■ Written problem:
Copy out the records from the line containing "Find all labels, buttons, inputs, and" through the line containing "energy-transition-model-image-left: Energy Transition", without changing anything.

■ Task material:
++++++++++
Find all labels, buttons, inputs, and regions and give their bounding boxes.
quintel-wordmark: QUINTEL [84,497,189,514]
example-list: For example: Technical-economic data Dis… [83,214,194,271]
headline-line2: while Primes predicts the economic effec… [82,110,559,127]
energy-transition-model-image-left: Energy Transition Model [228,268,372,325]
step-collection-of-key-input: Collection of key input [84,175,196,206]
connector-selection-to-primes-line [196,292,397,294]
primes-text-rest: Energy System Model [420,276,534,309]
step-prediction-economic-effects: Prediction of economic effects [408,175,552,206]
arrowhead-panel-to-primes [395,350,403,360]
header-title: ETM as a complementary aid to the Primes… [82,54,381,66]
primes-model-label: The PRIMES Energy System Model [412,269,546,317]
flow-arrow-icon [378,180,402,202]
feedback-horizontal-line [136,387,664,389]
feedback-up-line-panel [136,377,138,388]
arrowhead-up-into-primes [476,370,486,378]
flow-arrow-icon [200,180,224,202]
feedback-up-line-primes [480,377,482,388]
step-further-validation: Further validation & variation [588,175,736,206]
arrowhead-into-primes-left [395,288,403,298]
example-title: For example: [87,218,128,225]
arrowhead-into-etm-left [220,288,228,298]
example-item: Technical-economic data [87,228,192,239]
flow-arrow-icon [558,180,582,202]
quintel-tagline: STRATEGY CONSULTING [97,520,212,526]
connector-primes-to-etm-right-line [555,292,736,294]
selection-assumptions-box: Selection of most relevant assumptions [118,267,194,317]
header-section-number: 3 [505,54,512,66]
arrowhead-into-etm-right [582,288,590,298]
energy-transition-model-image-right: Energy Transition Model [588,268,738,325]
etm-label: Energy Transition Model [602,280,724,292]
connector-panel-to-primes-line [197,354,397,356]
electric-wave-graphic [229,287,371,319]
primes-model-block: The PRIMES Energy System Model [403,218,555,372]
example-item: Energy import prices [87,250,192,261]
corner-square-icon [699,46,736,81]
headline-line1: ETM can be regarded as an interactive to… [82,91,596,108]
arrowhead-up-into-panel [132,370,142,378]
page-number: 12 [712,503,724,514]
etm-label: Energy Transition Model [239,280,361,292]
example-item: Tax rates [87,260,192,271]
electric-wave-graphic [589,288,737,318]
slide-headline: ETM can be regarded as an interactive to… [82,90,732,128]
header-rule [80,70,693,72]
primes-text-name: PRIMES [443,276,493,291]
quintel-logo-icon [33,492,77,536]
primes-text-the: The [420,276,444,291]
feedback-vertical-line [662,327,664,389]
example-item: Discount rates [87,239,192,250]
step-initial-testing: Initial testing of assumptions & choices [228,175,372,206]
++++++++++
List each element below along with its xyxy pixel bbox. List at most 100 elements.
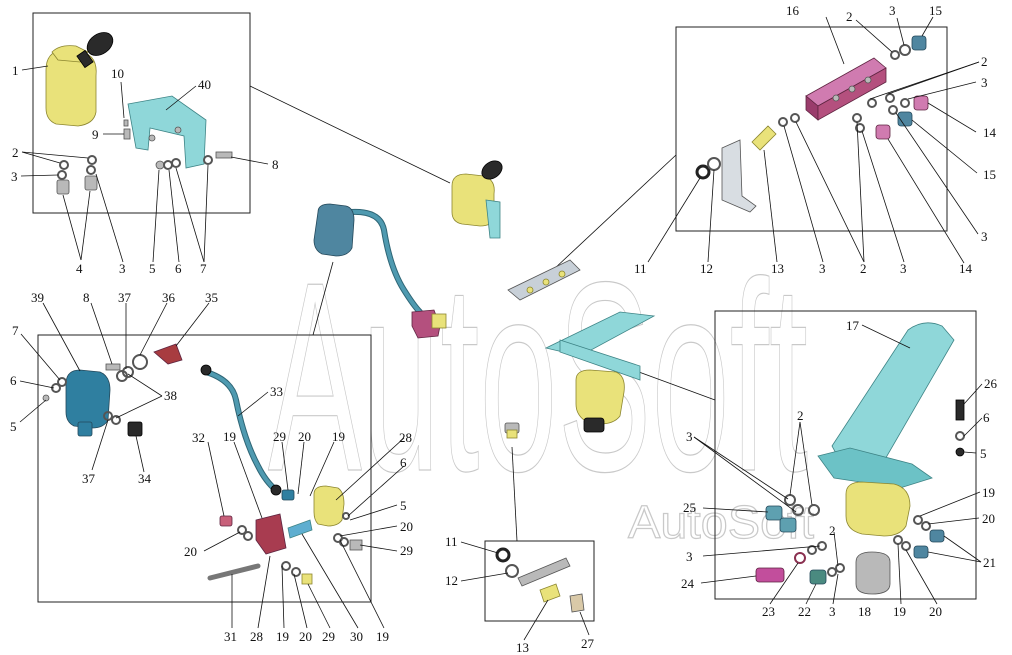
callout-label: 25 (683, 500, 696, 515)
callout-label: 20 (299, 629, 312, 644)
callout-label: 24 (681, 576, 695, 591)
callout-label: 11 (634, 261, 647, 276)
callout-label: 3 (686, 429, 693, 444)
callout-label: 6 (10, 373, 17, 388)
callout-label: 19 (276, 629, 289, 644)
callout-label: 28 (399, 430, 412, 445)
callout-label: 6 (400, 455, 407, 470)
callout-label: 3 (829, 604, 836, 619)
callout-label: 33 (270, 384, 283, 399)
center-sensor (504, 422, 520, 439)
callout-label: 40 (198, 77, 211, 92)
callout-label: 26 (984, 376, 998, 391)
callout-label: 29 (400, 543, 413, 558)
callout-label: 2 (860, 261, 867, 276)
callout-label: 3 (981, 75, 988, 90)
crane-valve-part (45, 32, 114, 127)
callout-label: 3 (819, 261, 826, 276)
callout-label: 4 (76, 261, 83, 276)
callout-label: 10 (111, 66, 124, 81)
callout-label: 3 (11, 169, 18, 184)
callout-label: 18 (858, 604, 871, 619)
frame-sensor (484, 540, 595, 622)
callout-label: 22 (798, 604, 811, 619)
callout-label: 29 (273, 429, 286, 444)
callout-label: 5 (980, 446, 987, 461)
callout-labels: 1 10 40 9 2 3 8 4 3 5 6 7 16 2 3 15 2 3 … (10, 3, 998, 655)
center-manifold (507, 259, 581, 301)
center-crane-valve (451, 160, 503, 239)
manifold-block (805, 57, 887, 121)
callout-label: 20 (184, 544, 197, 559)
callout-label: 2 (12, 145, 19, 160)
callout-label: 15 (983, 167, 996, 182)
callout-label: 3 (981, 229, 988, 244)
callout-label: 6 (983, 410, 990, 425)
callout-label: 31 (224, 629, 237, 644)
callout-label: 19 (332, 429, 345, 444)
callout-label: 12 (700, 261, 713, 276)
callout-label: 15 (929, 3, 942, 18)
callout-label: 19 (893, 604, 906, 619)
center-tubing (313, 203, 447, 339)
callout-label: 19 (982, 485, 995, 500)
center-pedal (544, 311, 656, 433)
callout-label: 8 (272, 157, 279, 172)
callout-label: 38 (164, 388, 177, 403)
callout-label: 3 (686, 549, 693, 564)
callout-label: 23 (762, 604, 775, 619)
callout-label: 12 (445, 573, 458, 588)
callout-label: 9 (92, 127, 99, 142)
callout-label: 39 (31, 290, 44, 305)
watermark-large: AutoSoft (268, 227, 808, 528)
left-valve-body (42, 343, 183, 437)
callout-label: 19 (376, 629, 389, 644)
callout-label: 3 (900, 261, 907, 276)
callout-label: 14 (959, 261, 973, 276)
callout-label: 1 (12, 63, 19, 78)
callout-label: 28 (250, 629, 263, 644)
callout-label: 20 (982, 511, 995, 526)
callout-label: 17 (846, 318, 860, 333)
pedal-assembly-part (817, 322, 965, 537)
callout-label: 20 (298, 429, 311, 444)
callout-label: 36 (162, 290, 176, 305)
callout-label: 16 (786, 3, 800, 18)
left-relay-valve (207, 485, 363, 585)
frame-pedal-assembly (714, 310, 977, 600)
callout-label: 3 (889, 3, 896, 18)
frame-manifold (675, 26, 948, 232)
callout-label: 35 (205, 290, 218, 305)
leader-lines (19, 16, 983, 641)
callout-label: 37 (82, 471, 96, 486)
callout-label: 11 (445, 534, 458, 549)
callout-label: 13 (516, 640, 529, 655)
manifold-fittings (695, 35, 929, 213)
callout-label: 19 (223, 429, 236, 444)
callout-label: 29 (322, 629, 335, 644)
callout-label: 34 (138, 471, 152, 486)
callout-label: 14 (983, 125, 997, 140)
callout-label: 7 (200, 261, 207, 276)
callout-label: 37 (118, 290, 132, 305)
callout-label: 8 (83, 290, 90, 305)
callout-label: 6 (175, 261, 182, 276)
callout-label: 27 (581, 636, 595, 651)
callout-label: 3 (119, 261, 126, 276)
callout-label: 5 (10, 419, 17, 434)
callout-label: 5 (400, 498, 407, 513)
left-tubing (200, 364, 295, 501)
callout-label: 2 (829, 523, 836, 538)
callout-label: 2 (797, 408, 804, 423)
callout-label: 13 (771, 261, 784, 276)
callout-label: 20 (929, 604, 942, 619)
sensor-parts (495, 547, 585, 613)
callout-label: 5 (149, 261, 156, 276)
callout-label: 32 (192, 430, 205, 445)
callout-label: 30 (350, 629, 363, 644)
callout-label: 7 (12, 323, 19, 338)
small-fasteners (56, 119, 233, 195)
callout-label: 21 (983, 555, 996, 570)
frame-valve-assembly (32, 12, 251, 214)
++++++++++
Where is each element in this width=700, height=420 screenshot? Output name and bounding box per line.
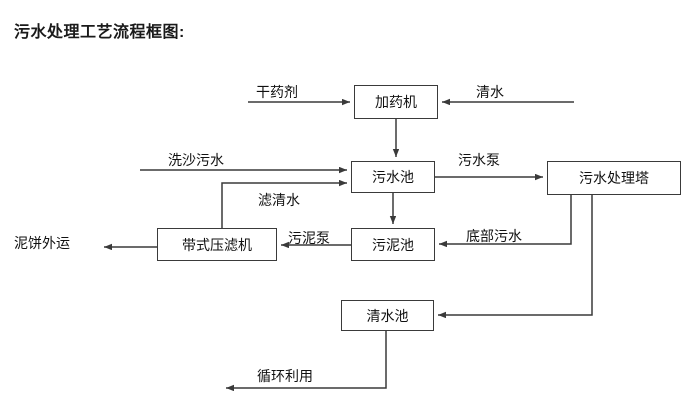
++++++++++
■ Written reply:
Find all labels, buttons, inputs, and regions and give their bounding boxes.
quintel-wordmark: QUINTEL [84,497,189,514]
example-list: For example: Technical-economic data Dis… [83,214,194,271]
headline-line2: while Primes predicts the economic effec… [82,110,559,127]
energy-transition-model-image-left: Energy Transition Model [228,268,372,325]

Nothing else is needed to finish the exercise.